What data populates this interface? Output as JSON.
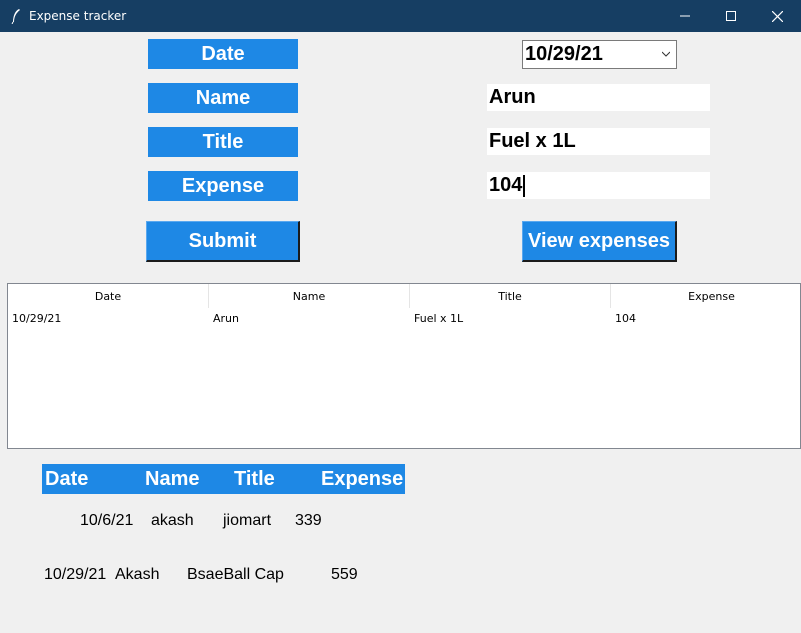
{
  "window": {
    "title": "Expense tracker"
  },
  "form": {
    "date_label": "Date",
    "name_label": "Name",
    "title_label": "Title",
    "expense_label": "Expense",
    "date_value": "10/29/21",
    "name_value": "Arun",
    "title_value": "Fuel x 1L",
    "expense_value": "104",
    "submit_label": "Submit",
    "view_label": "View expenses"
  },
  "table": {
    "columns": [
      "Date",
      "Name",
      "Title",
      "Expense"
    ],
    "rows": [
      [
        "10/29/21",
        "Arun",
        "Fuel x 1L",
        "104"
      ]
    ]
  },
  "history": {
    "headers": [
      "Date",
      "Name",
      "Title",
      "Expense"
    ],
    "rows": [
      [
        "10/6/21",
        "akash",
        "jiomart",
        "339"
      ],
      [
        "10/29/21",
        "Akash",
        "BsaeBall Cap",
        "559"
      ]
    ]
  },
  "colors": {
    "accent": "#1e88e5",
    "titlebar": "#163e63",
    "background": "#f0f0f0"
  },
  "icons": [
    "feather-icon",
    "minimize-icon",
    "maximize-icon",
    "close-icon",
    "chevron-down-icon"
  ]
}
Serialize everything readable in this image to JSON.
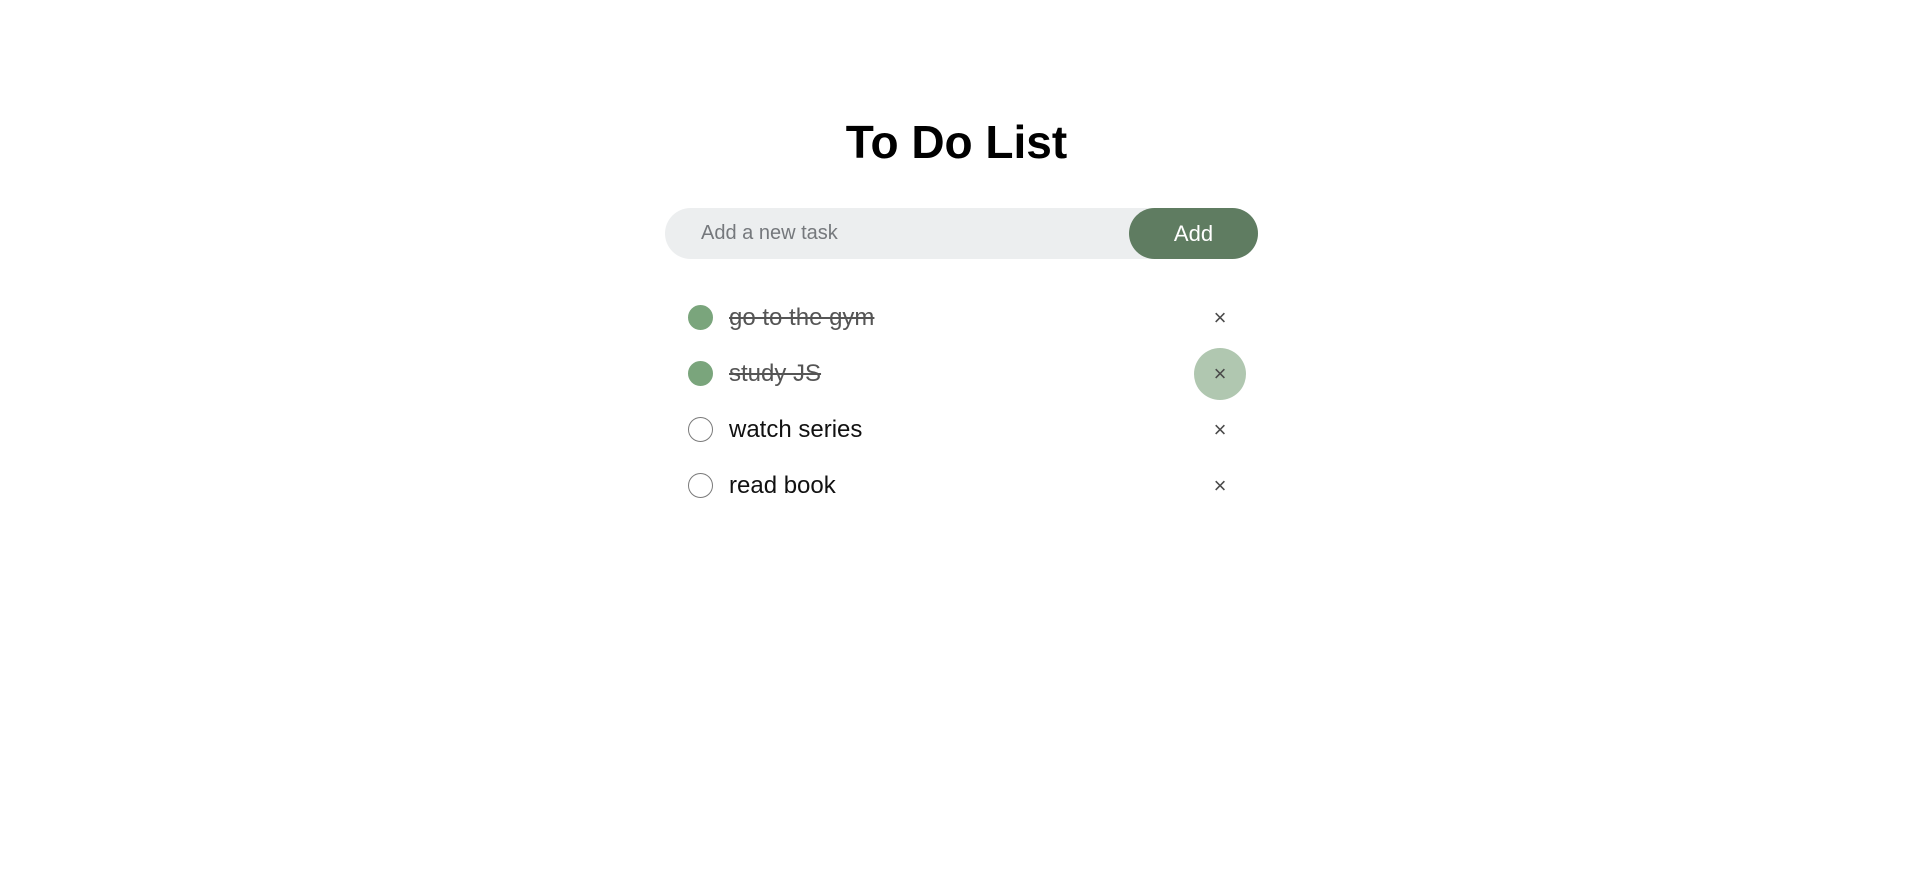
{
  "title": "To Do List",
  "input": {
    "value": "",
    "placeholder": "Add a new task"
  },
  "add_button_label": "Add",
  "tasks": [
    {
      "text": "go to the gym",
      "completed": true,
      "remove_icon": "×"
    },
    {
      "text": "study JS",
      "completed": true,
      "remove_icon": "×"
    },
    {
      "text": "watch series",
      "completed": false,
      "remove_icon": "×"
    },
    {
      "text": "read book",
      "completed": false,
      "remove_icon": "×"
    }
  ],
  "colors": {
    "accent": "#5f7c61",
    "checked": "#7aa57c",
    "input_background": "#eceeef",
    "remove_hover": "#b0c7b0"
  }
}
#####
What is needed.
Leave out all pictures and extract exactly the lines from the line with "Serialize everything readable" through the end of the material.

Full output.
Serialize everything readable in this image to JSON.
{
  "title": "To Do List",
  "input": {
    "value": "",
    "placeholder": "Add a new task"
  },
  "add_button_label": "Add",
  "tasks": [
    {
      "text": "go to the gym",
      "completed": true,
      "remove_icon": "×"
    },
    {
      "text": "study JS",
      "completed": true,
      "remove_icon": "×"
    },
    {
      "text": "watch series",
      "completed": false,
      "remove_icon": "×"
    },
    {
      "text": "read book",
      "completed": false,
      "remove_icon": "×"
    }
  ],
  "colors": {
    "accent": "#5f7c61",
    "checked": "#7aa57c",
    "input_background": "#eceeef",
    "remove_hover": "#b0c7b0"
  }
}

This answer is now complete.